Annotated region listings
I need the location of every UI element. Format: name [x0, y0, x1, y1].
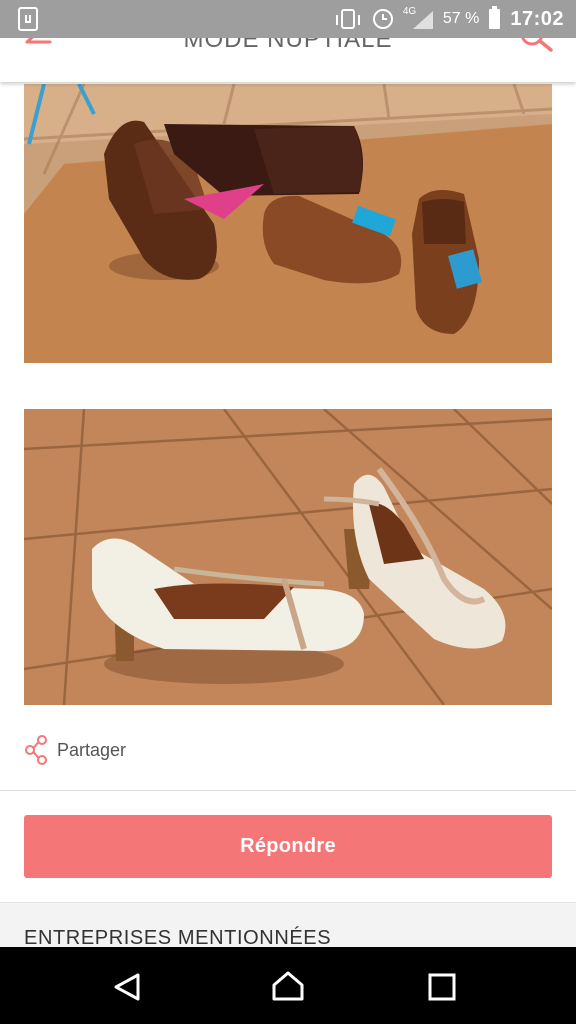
search-icon[interactable] [518, 38, 556, 56]
reply-button[interactable]: Répondre [24, 815, 552, 878]
share-link[interactable]: Partager [24, 734, 126, 766]
signal-icon: 4G [403, 6, 433, 31]
status-bar: 4G 57 % 17:02 [0, 0, 576, 38]
battery-percent: 57 % [442, 10, 480, 27]
clock: 17:02 [510, 7, 564, 30]
navigation-bar [0, 947, 576, 1024]
recent-apps-icon[interactable] [422, 967, 462, 1007]
back-triangle-icon[interactable] [108, 967, 148, 1007]
share-label: Partager [57, 739, 127, 760]
photo-mens-shoes[interactable] [24, 84, 552, 363]
app-header: MODE NUPTIALE [0, 38, 576, 82]
alarm-icon [372, 9, 393, 29]
battery-icon [489, 6, 501, 29]
divider [0, 790, 576, 791]
status-icons: 4G 57 % 17:02 [335, 0, 564, 38]
page-title: MODE NUPTIALE [183, 38, 393, 53]
share-icon [25, 735, 47, 765]
vibrate-icon [335, 9, 360, 29]
womens-shoes-illustration [24, 409, 552, 705]
companies-section: ENTREPRISES MENTIONNÉES [0, 902, 576, 949]
screenshot-icon [18, 7, 38, 31]
mens-shoes-illustration [24, 84, 552, 363]
photo-womens-shoes[interactable] [24, 409, 552, 705]
home-icon[interactable] [268, 967, 308, 1007]
companies-heading: ENTREPRISES MENTIONNÉES [24, 927, 332, 949]
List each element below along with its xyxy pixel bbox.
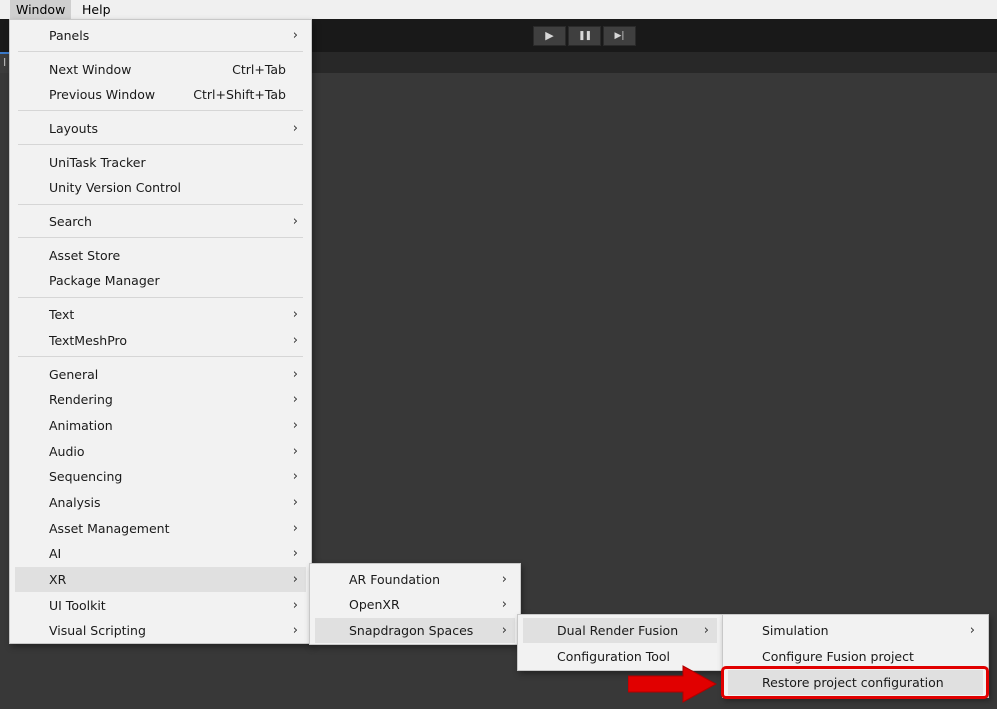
snapdragon-spaces-submenu: Dual Render Fusion › Configuration Tool (517, 614, 723, 671)
menu-item-general[interactable]: General › (15, 362, 306, 387)
chevron-right-icon: › (292, 392, 298, 407)
chevron-right-icon: › (292, 572, 298, 587)
menu-item-snapdragon-spaces[interactable]: Snapdragon Spaces › (315, 618, 515, 643)
chevron-right-icon: › (501, 623, 507, 638)
chevron-right-icon: › (292, 307, 298, 322)
menu-item-simulation[interactable]: Simulation › (728, 618, 983, 643)
shortcut-label: Ctrl+Tab (232, 62, 286, 77)
shortcut-label: Ctrl+Shift+Tab (193, 87, 286, 102)
menu-item-search[interactable]: Search › (15, 209, 306, 234)
pause-icon: ❚❚ (577, 31, 592, 41)
menu-item-asset-store[interactable]: Asset Store (15, 243, 306, 268)
menu-item-package-manager[interactable]: Package Manager (15, 268, 306, 293)
chevron-right-icon: › (292, 546, 298, 561)
chevron-right-icon: › (292, 495, 298, 510)
menu-item-unity-version-control[interactable]: Unity Version Control (15, 175, 306, 200)
menu-item-sequencing[interactable]: Sequencing › (15, 464, 306, 489)
menu-item-asset-management[interactable]: Asset Management › (15, 516, 306, 541)
chevron-right-icon: › (292, 418, 298, 433)
chevron-right-icon: › (292, 214, 298, 229)
menu-item-dual-render-fusion[interactable]: Dual Render Fusion › (523, 618, 717, 643)
step-icon: ▶| (614, 31, 625, 41)
menu-item-panels[interactable]: Panels › (15, 23, 306, 48)
menu-separator (18, 51, 303, 52)
chevron-right-icon: › (969, 623, 975, 638)
menu-item-analysis[interactable]: Analysis › (15, 490, 306, 515)
menu-separator (18, 297, 303, 298)
chevron-right-icon: › (292, 121, 298, 136)
step-button[interactable]: ▶| (603, 26, 636, 46)
menubar: Window Help (0, 0, 997, 19)
play-button[interactable]: ▶ (533, 26, 566, 46)
menu-separator (18, 237, 303, 238)
menu-item-textmeshpro[interactable]: TextMeshPro › (15, 328, 306, 353)
menu-item-next-window[interactable]: Next Window Ctrl+Tab (15, 57, 306, 82)
annotation-highlight-box (721, 666, 989, 699)
menu-item-rendering[interactable]: Rendering › (15, 387, 306, 412)
pause-button[interactable]: ❚❚ (568, 26, 601, 46)
menu-item-openxr[interactable]: OpenXR › (315, 592, 515, 617)
menu-item-audio[interactable]: Audio › (15, 439, 306, 464)
red-arrow-icon (628, 665, 718, 703)
menu-item-visual-scripting[interactable]: Visual Scripting › (15, 618, 306, 643)
menu-item-ar-foundation[interactable]: AR Foundation › (315, 567, 515, 592)
menubar-window[interactable]: Window (10, 0, 72, 19)
menubar-help[interactable]: Help (76, 0, 117, 19)
chevron-right-icon: › (292, 623, 298, 638)
chevron-right-icon: › (292, 367, 298, 382)
chevron-right-icon: › (501, 572, 507, 587)
chevron-right-icon: › (292, 333, 298, 348)
menu-item-unitask-tracker[interactable]: UniTask Tracker (15, 150, 306, 175)
xr-submenu: AR Foundation › OpenXR › Snapdragon Spaces… (309, 563, 521, 645)
chevron-right-icon: › (501, 597, 507, 612)
menu-item-text[interactable]: Text › (15, 302, 306, 327)
chevron-right-icon: › (292, 521, 298, 536)
menu-separator (18, 110, 303, 111)
menu-item-xr[interactable]: XR › (15, 567, 306, 592)
menu-item-ui-toolkit[interactable]: UI Toolkit › (15, 593, 306, 618)
window-menu: Panels › Next Window Ctrl+Tab Previous Win… (9, 19, 312, 644)
menu-item-previous-window[interactable]: Previous Window Ctrl+Shift+Tab (15, 82, 306, 107)
chevron-right-icon: › (703, 623, 709, 638)
play-icon: ▶ (545, 29, 554, 42)
menu-separator (18, 144, 303, 145)
chevron-right-icon: › (292, 28, 298, 43)
menu-separator (18, 356, 303, 357)
menu-separator (18, 204, 303, 205)
menu-item-layouts[interactable]: Layouts › (15, 116, 306, 141)
menu-item-ai[interactable]: AI › (15, 541, 306, 566)
chevron-right-icon: › (292, 444, 298, 459)
chevron-right-icon: › (292, 598, 298, 613)
chevron-right-icon: › (292, 469, 298, 484)
menu-item-animation[interactable]: Animation › (15, 413, 306, 438)
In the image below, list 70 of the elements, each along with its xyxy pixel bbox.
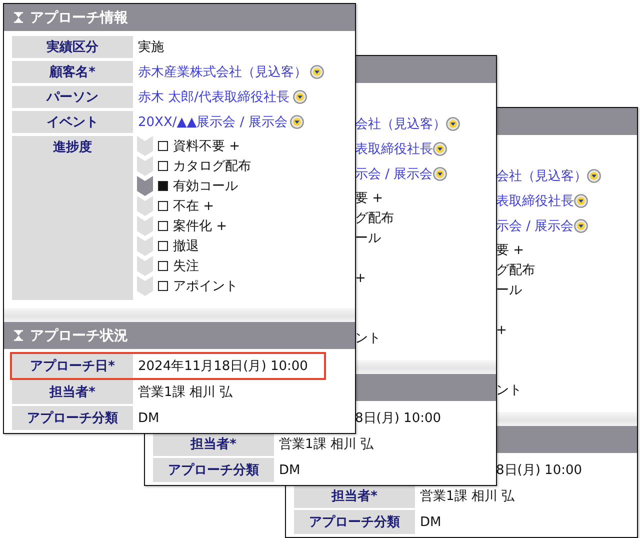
checkbox[interactable]	[158, 261, 168, 271]
field-value: DM	[138, 410, 160, 426]
step-label: ール	[496, 282, 522, 299]
step-label: 撤退	[173, 238, 199, 255]
step-label: 不在 +	[173, 198, 214, 215]
step-label: +	[496, 322, 507, 338]
link[interactable]: 会社（見込客）	[496, 167, 587, 185]
dropdown-icon[interactable]	[292, 90, 307, 104]
hourglass-icon[interactable]	[14, 330, 23, 341]
field-label: アプローチ日*	[12, 354, 133, 378]
field-value: 8日(月) 10:00	[496, 462, 582, 479]
checkbox[interactable]	[158, 161, 168, 171]
link[interactable]: 赤木産業株式会社（見込客）	[138, 63, 307, 81]
field-value: DM	[420, 514, 442, 530]
step-label: グ配布	[496, 262, 535, 279]
step-label: グ配布	[355, 210, 394, 227]
link[interactable]: 表取締役社長	[355, 140, 433, 158]
step-label: 有効コール	[173, 178, 238, 195]
field-label: パーソン	[12, 86, 133, 108]
field-value: 営業1課 相川 弘	[138, 384, 233, 401]
dropdown-icon[interactable]	[432, 167, 447, 181]
field-value: 営業1課 相川 弘	[279, 436, 374, 453]
step-label: アポイント	[173, 278, 238, 295]
field-label: 担当者*	[294, 484, 415, 508]
dropdown-icon[interactable]	[574, 194, 588, 208]
dropdown-icon[interactable]	[290, 115, 304, 129]
field-label: 担当者*	[12, 380, 133, 404]
step-label: 要 +	[496, 242, 524, 259]
step-label: 案件化 +	[173, 218, 228, 235]
field-label: アプローチ分類	[294, 510, 415, 534]
checkbox[interactable]	[158, 141, 168, 151]
step-label: ント	[496, 382, 522, 399]
link[interactable]: 20XX/▲▲展示会 / 展示会	[138, 113, 288, 131]
step-label: カタログ配布	[173, 158, 251, 175]
step-label: +	[355, 270, 366, 286]
field-label: 顧客名*	[12, 61, 133, 83]
step-label: 資料不要 +	[173, 138, 240, 155]
field-value: 実施	[138, 39, 164, 56]
dropdown-icon[interactable]	[587, 169, 601, 183]
link[interactable]: 表取締役社長	[496, 192, 574, 210]
step-label: 要 +	[355, 190, 384, 207]
link[interactable]: 会社（見込客）	[355, 115, 446, 133]
step-label: 失注	[173, 258, 199, 275]
field-label: アプローチ分類	[12, 406, 133, 430]
step-label: ント	[355, 330, 381, 347]
dropdown-icon[interactable]	[310, 65, 324, 79]
field-label: 進捗度	[12, 136, 133, 300]
dropdown-icon[interactable]	[446, 117, 460, 131]
field-value: 2024年11月18日(月) 10:00	[138, 358, 308, 375]
checkbox[interactable]	[158, 241, 168, 251]
checkbox[interactable]	[158, 281, 168, 291]
field-label: イベント	[12, 111, 133, 133]
step-label: ール	[355, 230, 381, 247]
link[interactable]: 示会 / 展示会	[355, 165, 433, 183]
dropdown-icon[interactable]	[433, 142, 447, 156]
section-title: アプローチ状況	[30, 326, 128, 344]
field-label: 担当者*	[153, 432, 274, 456]
section-title: アプローチ情報	[30, 8, 128, 26]
checkbox[interactable]	[158, 181, 168, 191]
checkbox[interactable]	[158, 201, 168, 211]
hourglass-icon[interactable]	[14, 12, 23, 23]
field-value: 営業1課 相川 弘	[420, 488, 515, 505]
field-label: アプローチ分類	[153, 458, 274, 482]
link[interactable]: 赤木 太郎/代表取締役社長	[138, 88, 290, 106]
link[interactable]: 示会 / 展示会	[496, 217, 574, 235]
checkbox[interactable]	[158, 221, 168, 231]
dropdown-icon[interactable]	[574, 219, 588, 233]
field-value: DM	[279, 462, 300, 478]
field-label: 実績区分	[12, 36, 133, 58]
field-value: 8日(月) 10:00	[355, 410, 442, 427]
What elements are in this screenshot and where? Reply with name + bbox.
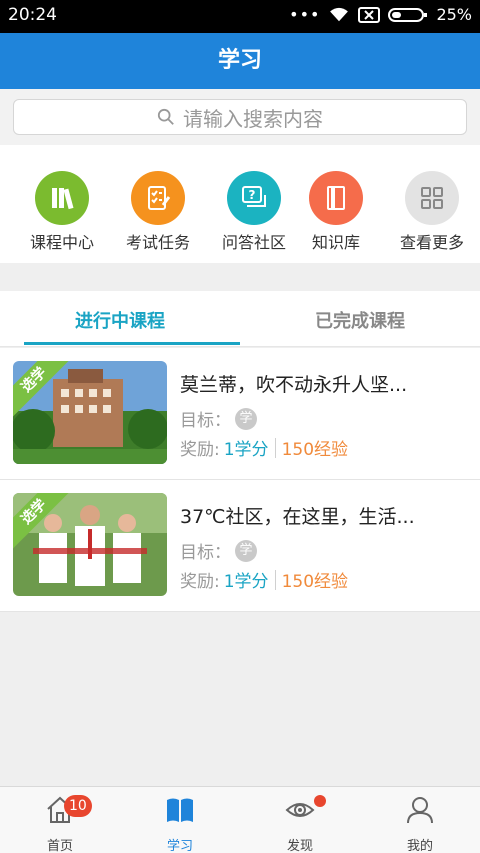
course-tabs: 进行中课程 已完成课程	[0, 291, 480, 347]
quick-link-label: 查看更多	[399, 233, 464, 252]
reward-label: 奖励:	[180, 572, 220, 592]
more-dots-icon: •••	[289, 5, 321, 24]
search-placeholder: 请输入搜索内容	[183, 106, 323, 131]
nav-discover[interactable]: 发现	[240, 787, 360, 853]
tab-label: 进行中课程	[75, 311, 165, 332]
course-thumbnail: 选学	[13, 361, 167, 464]
person-icon	[407, 797, 433, 824]
course-thumbnail: 选学	[13, 493, 167, 596]
quick-link-label: 知识库	[311, 233, 360, 252]
search-input[interactable]: 请输入搜索内容	[13, 99, 467, 135]
quick-link-view-more[interactable]: 查看更多	[384, 171, 480, 253]
reward-credit: 1学分	[223, 572, 269, 592]
books-icon	[52, 188, 74, 210]
battery-percent: 25%	[436, 5, 472, 24]
eye-icon	[285, 803, 315, 817]
course-reward: 奖励: 1学分 150经验	[180, 567, 348, 592]
tab-label: 已完成课程	[315, 311, 405, 332]
nav-label: 我的	[406, 839, 433, 853]
course-title: 37℃社区，在这里，生活...	[180, 506, 415, 528]
page-title: 学习	[217, 48, 262, 73]
sim-x-icon	[358, 6, 381, 23]
search-area: 请输入搜索内容	[0, 89, 480, 145]
nav-mine[interactable]: 我的	[360, 787, 480, 853]
open-book-icon	[167, 798, 193, 822]
nav-label: 学习	[166, 839, 193, 853]
course-list-item[interactable]: 选学 莫兰蒂，吹不动永升人坚... 目标： 学 奖励: 1学分 150经验	[0, 348, 480, 480]
nav-label: 发现	[286, 839, 313, 853]
reward-exp: 150经验	[281, 572, 349, 592]
reward-exp: 150经验	[281, 440, 349, 460]
reward-label: 奖励:	[180, 440, 220, 460]
course-goal: 目标： 学	[180, 538, 257, 563]
status-bar: 20:24 ••• 25%	[0, 0, 480, 33]
course-reward: 奖励: 1学分 150经验	[180, 435, 348, 460]
reward-credit: 1学分	[223, 440, 269, 460]
new-dot	[314, 795, 326, 807]
nav-study[interactable]: 学习	[120, 787, 240, 853]
app-header: 学习	[0, 33, 480, 89]
nav-label: 首页	[46, 839, 73, 853]
checklist-icon	[148, 186, 171, 210]
course-list-item[interactable]: 选学 37℃社区，在这里，生活... 目标： 学 奖励: 1学分 150经验	[0, 480, 480, 612]
nav-home[interactable]: 10 首页	[0, 787, 120, 853]
quick-link-course-center[interactable]: 课程中心	[14, 171, 110, 253]
goal-badge: 学	[235, 539, 257, 562]
goal-badge: 学	[235, 407, 257, 430]
search-icon	[157, 108, 174, 125]
status-time: 20:24	[8, 5, 57, 25]
course-title: 莫兰蒂，吹不动永升人坚...	[180, 374, 408, 396]
library-book-icon	[327, 186, 345, 210]
tab-in-progress[interactable]: 进行中课程	[0, 291, 240, 347]
quick-links: 课程中心 考试任务 ? 问答社区 知识库 查看更多	[0, 145, 480, 263]
bottom-nav: 10 首页 学习 发现 我的	[0, 786, 480, 853]
tab-completed[interactable]: 已完成课程	[240, 291, 480, 347]
goal-label: 目标：	[180, 543, 231, 563]
tab-active-indicator	[24, 342, 240, 345]
divider	[274, 569, 276, 590]
quick-link-label: 课程中心	[29, 233, 94, 252]
divider	[274, 437, 276, 458]
grid-icon	[421, 187, 443, 209]
battery-icon	[388, 7, 428, 22]
quick-link-knowledge-base[interactable]: 知识库	[288, 171, 384, 253]
wifi-icon	[330, 7, 349, 21]
course-goal: 目标： 学	[180, 406, 257, 431]
goal-label: 目标：	[180, 411, 231, 431]
quick-link-label: 考试任务	[125, 233, 190, 252]
svg-text:?: ?	[249, 188, 256, 202]
notification-badge: 10	[64, 795, 92, 817]
quick-link-exam-tasks[interactable]: 考试任务	[110, 171, 206, 253]
question-chat-icon: ?	[242, 186, 266, 207]
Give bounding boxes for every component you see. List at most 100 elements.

Stated goal: Return the lines from the records verbatim, starting at the line that contains "search-icon[interactable] [518, 38, 556, 56]" and ending at the line that contains "photo-mens-shoes[interactable] [24, 84, 552, 363]", with both of those lines included.

Response:
search-icon[interactable] [518, 38, 556, 56]
reply-button[interactable]: Répondre [24, 815, 552, 878]
share-link[interactable]: Partager [24, 734, 126, 766]
signal-icon: 4G [403, 6, 433, 31]
status-bar: 4G 57 % 17:02 [0, 0, 576, 38]
battery-percent: 57 % [442, 10, 480, 27]
clock: 17:02 [510, 7, 564, 30]
navigation-bar [0, 947, 576, 1024]
recent-apps-icon[interactable] [422, 967, 462, 1007]
back-triangle-icon[interactable] [108, 967, 148, 1007]
share-label: Partager [57, 739, 127, 760]
photo-mens-shoes[interactable] [24, 84, 552, 363]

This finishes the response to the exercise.